** start Listed entries **
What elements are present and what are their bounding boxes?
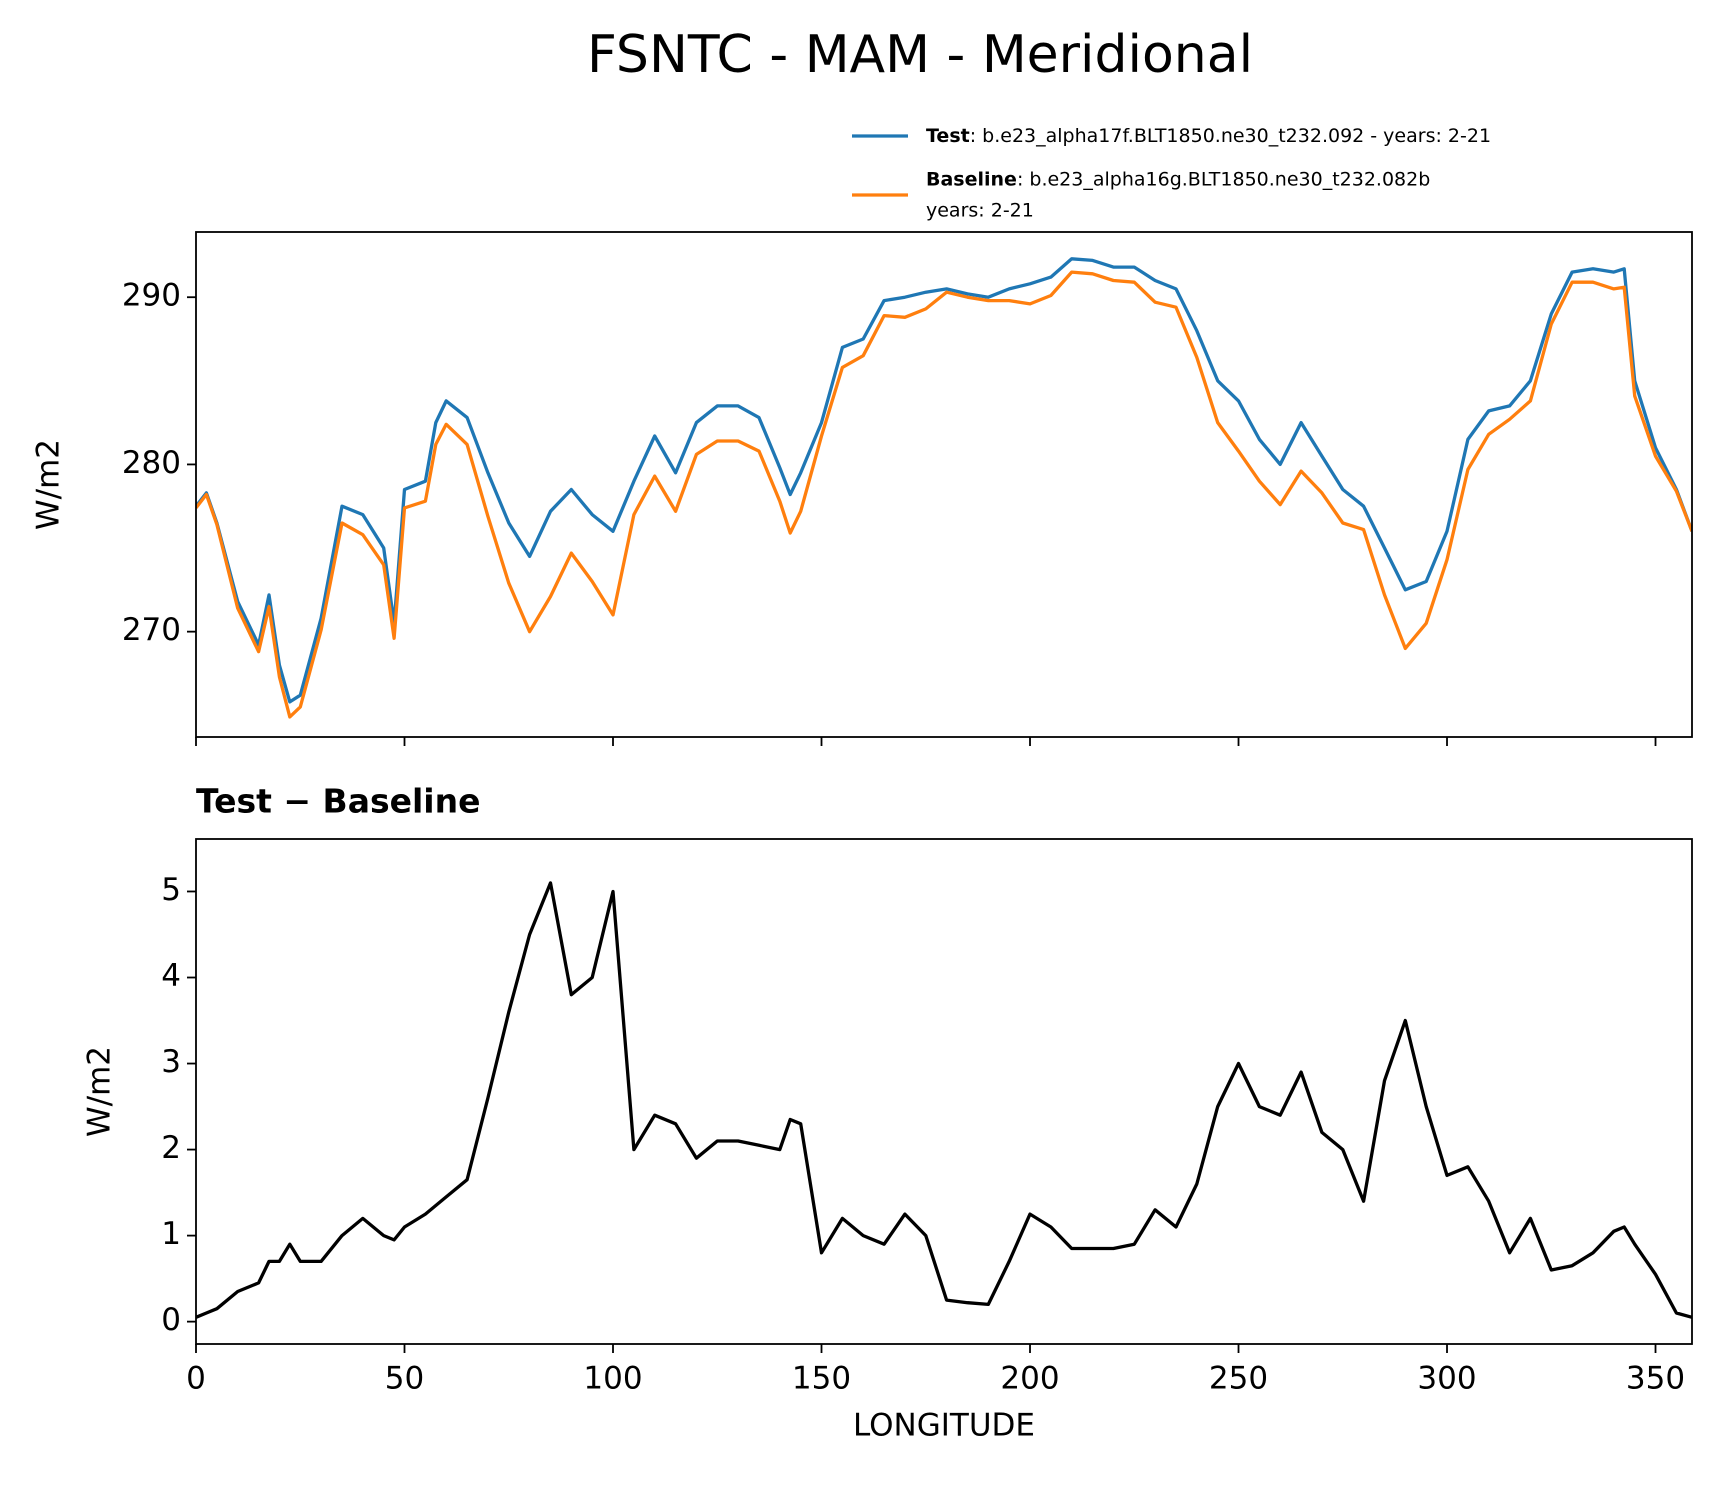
y-tick-label: 0: [161, 1302, 181, 1338]
x-tick-label: 300: [1417, 1361, 1476, 1397]
y-tick-label: 4: [161, 958, 181, 994]
x-tick-label: 0: [186, 1361, 206, 1397]
x-tick-label: 150: [792, 1361, 851, 1397]
x-tick-label: 100: [583, 1361, 642, 1397]
figure-title: FSNTC - MAM - Meridional: [587, 25, 1253, 85]
y-tick-label: 5: [161, 872, 181, 908]
x-axis-label: LONGITUDE: [853, 1408, 1035, 1444]
y-tick-label: 280: [122, 445, 181, 481]
x-tick-label: 50: [385, 1361, 424, 1397]
y-tick-label: 270: [122, 612, 181, 648]
y-tick-label: 3: [161, 1044, 181, 1080]
x-tick-label: 200: [1000, 1361, 1059, 1397]
y-axis-label: W/m2: [82, 1046, 118, 1137]
y-tick-label: 290: [122, 278, 181, 314]
legend-label: Test: b.e23_alpha17f.BLT1850.ne30_t232.0…: [926, 125, 1491, 147]
data-line: [196, 270, 1692, 719]
legend-description: : b.e23_alpha17f.BLT1850.ne30_t232.092 -…: [970, 125, 1491, 147]
legend-label: Baseline: b.e23_alpha16g.BLT1850.ne30_t2…: [926, 168, 1430, 221]
data-line: [196, 881, 1692, 1319]
legend-description: years: 2-21: [926, 199, 1034, 221]
legend-name: Baseline: [926, 168, 1017, 190]
x-tick-label: 350: [1626, 1361, 1685, 1397]
legend-description: : b.e23_alpha16g.BLT1850.ne30_t232.082b: [1017, 168, 1430, 190]
axes-frame: [195, 838, 1693, 1345]
y-tick-label: 2: [161, 1130, 181, 1166]
subplot-title: Test − Baseline: [196, 782, 481, 821]
y-axis-label: W/m2: [31, 439, 67, 530]
x-tick-label: 250: [1209, 1361, 1268, 1397]
data-line: [196, 257, 1692, 704]
axes-frame: [195, 231, 1693, 738]
legend-name: Test: [926, 125, 970, 147]
y-tick-label: 1: [161, 1216, 181, 1252]
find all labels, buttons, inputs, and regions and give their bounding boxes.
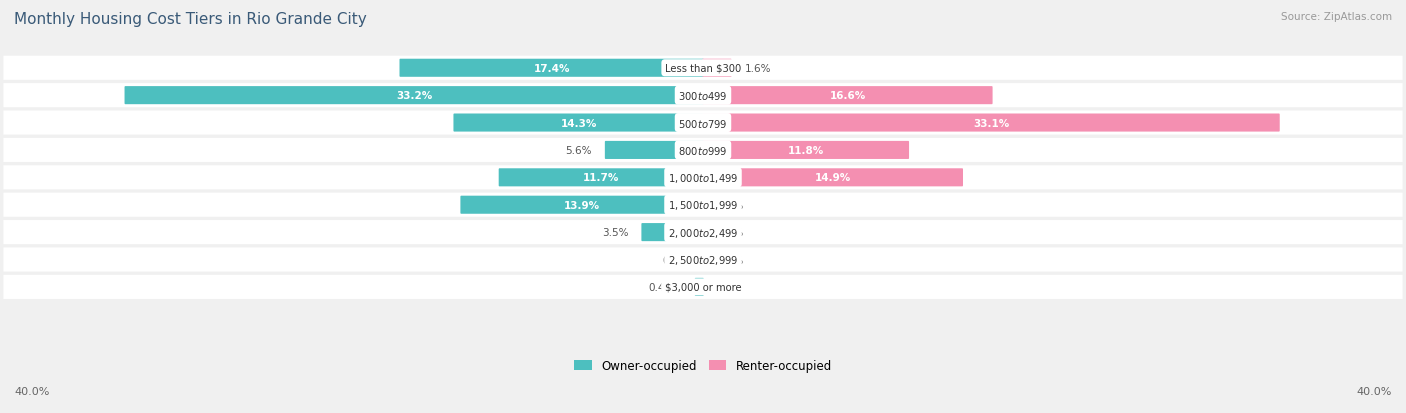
- Text: 1.6%: 1.6%: [745, 64, 772, 74]
- FancyBboxPatch shape: [695, 278, 703, 296]
- FancyBboxPatch shape: [3, 84, 1403, 108]
- FancyBboxPatch shape: [703, 59, 731, 78]
- Text: 40.0%: 40.0%: [14, 387, 49, 396]
- Text: Less than $300: Less than $300: [665, 64, 741, 74]
- FancyBboxPatch shape: [703, 169, 963, 187]
- Text: Source: ZipAtlas.com: Source: ZipAtlas.com: [1281, 12, 1392, 22]
- FancyBboxPatch shape: [703, 114, 1279, 132]
- FancyBboxPatch shape: [3, 166, 1403, 190]
- Legend: Owner-occupied, Renter-occupied: Owner-occupied, Renter-occupied: [569, 355, 837, 377]
- FancyBboxPatch shape: [641, 223, 703, 242]
- Text: $1,000 to $1,499: $1,000 to $1,499: [668, 171, 738, 184]
- FancyBboxPatch shape: [3, 221, 1403, 244]
- FancyBboxPatch shape: [3, 111, 1403, 135]
- FancyBboxPatch shape: [3, 193, 1403, 217]
- Text: 16.6%: 16.6%: [830, 91, 866, 101]
- Text: Monthly Housing Cost Tiers in Rio Grande City: Monthly Housing Cost Tiers in Rio Grande…: [14, 12, 367, 27]
- FancyBboxPatch shape: [3, 57, 1403, 81]
- Text: 13.9%: 13.9%: [564, 200, 600, 210]
- Text: 3.5%: 3.5%: [602, 228, 628, 237]
- Text: $500 to $799: $500 to $799: [678, 117, 728, 129]
- Text: 0.0%: 0.0%: [717, 228, 744, 237]
- Text: 0.0%: 0.0%: [662, 255, 689, 265]
- FancyBboxPatch shape: [605, 142, 703, 159]
- Text: $800 to $999: $800 to $999: [678, 145, 728, 157]
- FancyBboxPatch shape: [460, 196, 703, 214]
- FancyBboxPatch shape: [399, 59, 703, 78]
- FancyBboxPatch shape: [125, 87, 703, 105]
- FancyBboxPatch shape: [3, 275, 1403, 299]
- Text: 33.1%: 33.1%: [973, 118, 1010, 128]
- Text: 0.0%: 0.0%: [717, 282, 744, 292]
- Text: 14.9%: 14.9%: [814, 173, 851, 183]
- FancyBboxPatch shape: [454, 114, 703, 132]
- Text: 11.7%: 11.7%: [583, 173, 620, 183]
- Text: 0.0%: 0.0%: [717, 200, 744, 210]
- Text: 0.43%: 0.43%: [648, 282, 682, 292]
- FancyBboxPatch shape: [3, 248, 1403, 272]
- Text: $2,000 to $2,499: $2,000 to $2,499: [668, 226, 738, 239]
- Text: $300 to $499: $300 to $499: [678, 90, 728, 102]
- Text: $2,500 to $2,999: $2,500 to $2,999: [668, 254, 738, 266]
- Text: 0.0%: 0.0%: [717, 255, 744, 265]
- FancyBboxPatch shape: [499, 169, 703, 187]
- FancyBboxPatch shape: [703, 87, 993, 105]
- Text: 33.2%: 33.2%: [396, 91, 432, 101]
- FancyBboxPatch shape: [703, 142, 910, 159]
- Text: $1,500 to $1,999: $1,500 to $1,999: [668, 199, 738, 212]
- Text: 40.0%: 40.0%: [1357, 387, 1392, 396]
- FancyBboxPatch shape: [3, 138, 1403, 163]
- Text: 17.4%: 17.4%: [533, 64, 569, 74]
- Text: 5.6%: 5.6%: [565, 145, 592, 156]
- Text: $3,000 or more: $3,000 or more: [665, 282, 741, 292]
- Text: 14.3%: 14.3%: [561, 118, 596, 128]
- Text: 11.8%: 11.8%: [787, 145, 824, 156]
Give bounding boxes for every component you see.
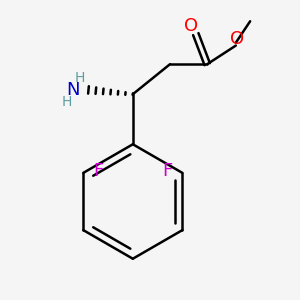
Text: F: F [162,163,172,181]
Text: F: F [93,163,103,181]
Text: H: H [75,71,85,85]
Text: H: H [62,95,72,109]
Text: O: O [230,30,244,48]
Text: N: N [66,81,80,99]
Text: O: O [184,17,199,35]
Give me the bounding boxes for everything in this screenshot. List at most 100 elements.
** end Listed entries **
Short task: How many lines of the material above contain the word "boxes"? Give only the number.

Task answer: 4